### Supplied records ###

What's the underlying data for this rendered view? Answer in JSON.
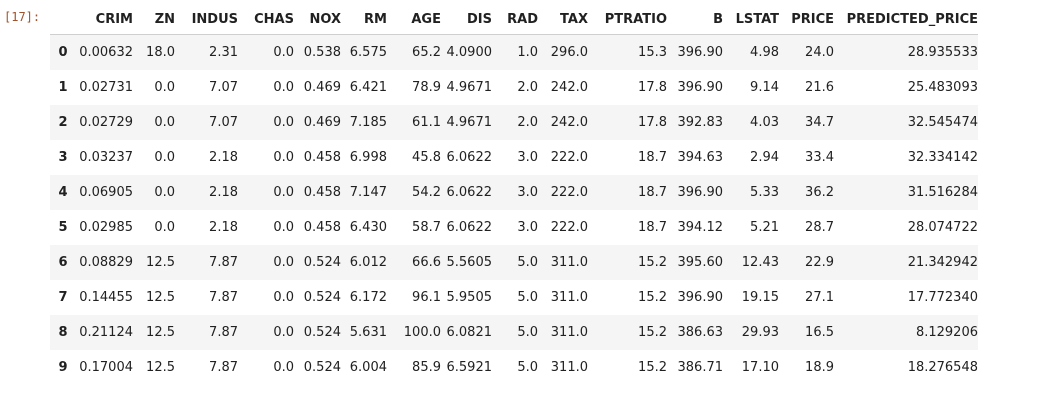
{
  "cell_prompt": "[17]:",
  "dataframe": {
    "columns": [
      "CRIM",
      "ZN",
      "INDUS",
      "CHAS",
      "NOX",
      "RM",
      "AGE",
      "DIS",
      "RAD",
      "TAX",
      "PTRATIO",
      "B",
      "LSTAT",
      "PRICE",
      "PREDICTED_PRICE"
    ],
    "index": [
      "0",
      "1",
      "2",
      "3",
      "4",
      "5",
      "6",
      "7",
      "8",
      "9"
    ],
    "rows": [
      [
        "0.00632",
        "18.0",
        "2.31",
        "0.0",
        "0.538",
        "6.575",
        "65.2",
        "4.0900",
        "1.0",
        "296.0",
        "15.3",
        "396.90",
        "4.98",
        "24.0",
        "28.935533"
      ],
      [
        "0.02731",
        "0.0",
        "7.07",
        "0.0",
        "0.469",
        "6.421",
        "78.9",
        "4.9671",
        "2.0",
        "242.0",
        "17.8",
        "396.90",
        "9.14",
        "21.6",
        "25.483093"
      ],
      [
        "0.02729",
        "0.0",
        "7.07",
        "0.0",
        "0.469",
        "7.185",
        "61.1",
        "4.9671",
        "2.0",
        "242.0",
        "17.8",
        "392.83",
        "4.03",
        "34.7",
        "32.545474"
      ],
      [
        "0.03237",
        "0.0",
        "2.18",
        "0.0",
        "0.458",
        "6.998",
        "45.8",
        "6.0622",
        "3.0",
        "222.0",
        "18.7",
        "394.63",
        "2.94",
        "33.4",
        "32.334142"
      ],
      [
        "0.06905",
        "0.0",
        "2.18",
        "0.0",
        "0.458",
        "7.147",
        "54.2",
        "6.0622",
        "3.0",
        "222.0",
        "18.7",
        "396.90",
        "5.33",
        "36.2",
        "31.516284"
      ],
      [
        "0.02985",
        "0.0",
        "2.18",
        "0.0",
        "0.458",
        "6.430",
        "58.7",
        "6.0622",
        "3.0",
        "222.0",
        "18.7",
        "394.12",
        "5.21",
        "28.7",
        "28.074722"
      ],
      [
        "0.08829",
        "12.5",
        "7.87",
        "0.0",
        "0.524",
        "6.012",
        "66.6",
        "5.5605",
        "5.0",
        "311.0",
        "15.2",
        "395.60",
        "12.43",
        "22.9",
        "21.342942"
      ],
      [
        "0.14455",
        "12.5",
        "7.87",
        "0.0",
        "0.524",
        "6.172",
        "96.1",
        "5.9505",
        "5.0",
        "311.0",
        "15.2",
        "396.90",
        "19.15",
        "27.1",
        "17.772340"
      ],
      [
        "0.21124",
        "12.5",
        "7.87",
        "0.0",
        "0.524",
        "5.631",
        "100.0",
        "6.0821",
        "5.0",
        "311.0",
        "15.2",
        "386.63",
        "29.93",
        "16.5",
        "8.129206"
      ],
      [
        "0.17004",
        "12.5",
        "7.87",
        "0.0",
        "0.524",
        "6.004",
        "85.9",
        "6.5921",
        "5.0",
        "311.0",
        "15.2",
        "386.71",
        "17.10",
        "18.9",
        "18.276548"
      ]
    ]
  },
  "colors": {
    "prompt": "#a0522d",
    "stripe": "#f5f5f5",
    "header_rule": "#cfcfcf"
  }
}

###
### Supplied records ###

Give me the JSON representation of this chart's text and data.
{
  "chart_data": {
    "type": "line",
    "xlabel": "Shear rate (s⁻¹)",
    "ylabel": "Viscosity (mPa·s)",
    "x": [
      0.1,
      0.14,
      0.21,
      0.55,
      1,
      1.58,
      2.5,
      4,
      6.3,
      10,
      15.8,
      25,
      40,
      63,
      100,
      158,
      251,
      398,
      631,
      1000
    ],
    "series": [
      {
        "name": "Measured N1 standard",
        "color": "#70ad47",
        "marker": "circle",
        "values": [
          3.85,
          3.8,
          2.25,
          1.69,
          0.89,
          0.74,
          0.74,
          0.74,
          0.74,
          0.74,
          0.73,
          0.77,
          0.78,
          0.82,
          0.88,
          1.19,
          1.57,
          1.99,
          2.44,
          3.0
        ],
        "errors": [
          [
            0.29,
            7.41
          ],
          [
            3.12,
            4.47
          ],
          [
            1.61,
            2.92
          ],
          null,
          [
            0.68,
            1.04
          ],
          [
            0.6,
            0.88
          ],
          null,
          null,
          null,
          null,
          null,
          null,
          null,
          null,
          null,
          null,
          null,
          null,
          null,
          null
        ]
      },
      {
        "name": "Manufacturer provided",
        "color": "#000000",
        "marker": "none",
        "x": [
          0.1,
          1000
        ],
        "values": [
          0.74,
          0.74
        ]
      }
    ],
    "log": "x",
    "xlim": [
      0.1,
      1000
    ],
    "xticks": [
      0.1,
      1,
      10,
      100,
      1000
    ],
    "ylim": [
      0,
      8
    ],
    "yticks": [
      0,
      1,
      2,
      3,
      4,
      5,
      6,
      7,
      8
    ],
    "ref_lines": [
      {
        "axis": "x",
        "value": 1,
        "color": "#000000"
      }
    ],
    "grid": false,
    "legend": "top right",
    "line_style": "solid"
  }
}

###
### Supplied records ###

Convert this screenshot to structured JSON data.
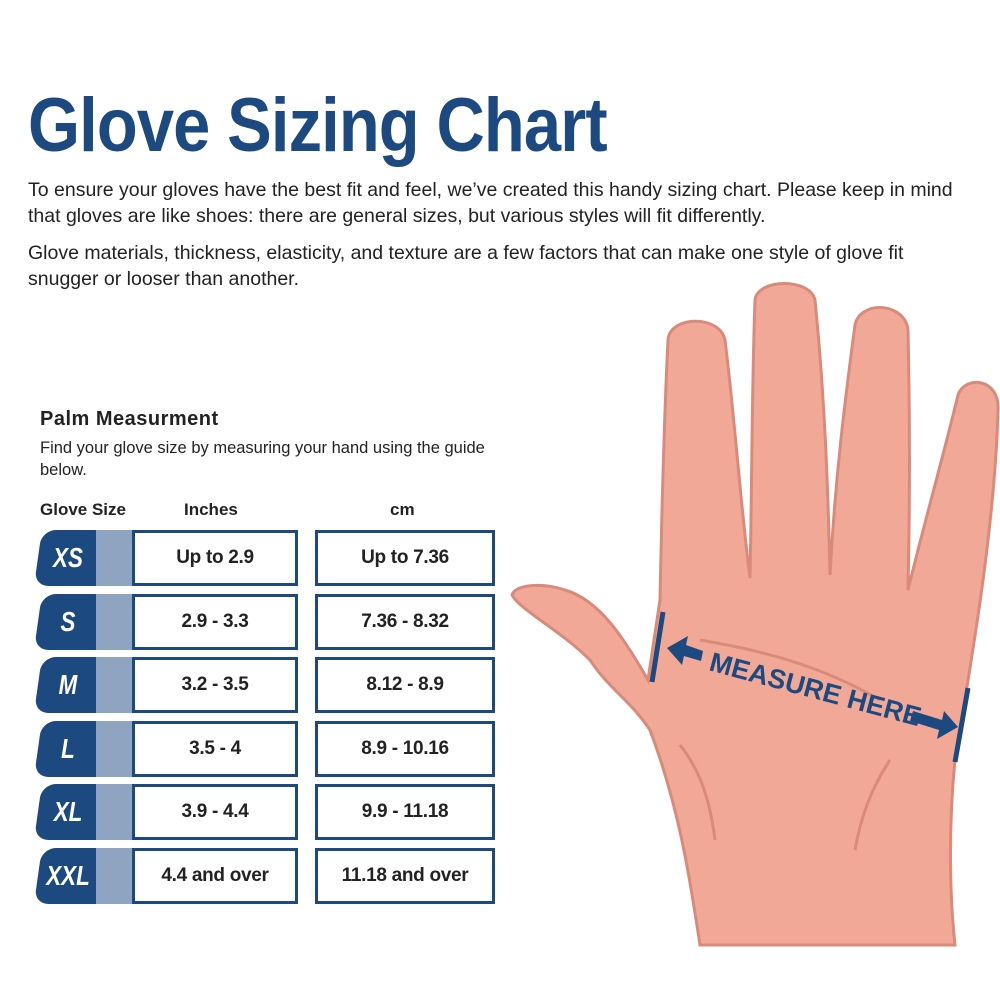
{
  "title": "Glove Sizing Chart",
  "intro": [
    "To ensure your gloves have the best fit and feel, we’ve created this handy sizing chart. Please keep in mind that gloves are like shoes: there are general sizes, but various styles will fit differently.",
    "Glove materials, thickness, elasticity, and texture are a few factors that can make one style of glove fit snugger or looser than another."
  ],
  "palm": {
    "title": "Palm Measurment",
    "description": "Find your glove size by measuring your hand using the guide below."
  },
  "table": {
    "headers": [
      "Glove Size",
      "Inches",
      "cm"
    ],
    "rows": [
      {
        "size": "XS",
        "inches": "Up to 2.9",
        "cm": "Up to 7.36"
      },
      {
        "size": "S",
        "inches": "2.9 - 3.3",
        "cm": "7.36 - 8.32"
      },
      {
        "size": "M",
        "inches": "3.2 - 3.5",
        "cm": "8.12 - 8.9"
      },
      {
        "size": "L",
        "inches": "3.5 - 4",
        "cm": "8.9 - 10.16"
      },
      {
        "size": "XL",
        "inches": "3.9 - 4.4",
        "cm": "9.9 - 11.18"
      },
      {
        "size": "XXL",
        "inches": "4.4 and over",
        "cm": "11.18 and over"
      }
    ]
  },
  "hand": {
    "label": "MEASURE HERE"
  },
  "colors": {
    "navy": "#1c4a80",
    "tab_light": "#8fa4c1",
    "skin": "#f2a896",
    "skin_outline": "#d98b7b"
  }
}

###

Written task: Gather each line in these records that contains the string "name".

Task answer:
        "name": "Measured N1 standard",
        "name": "Manufacturer provided",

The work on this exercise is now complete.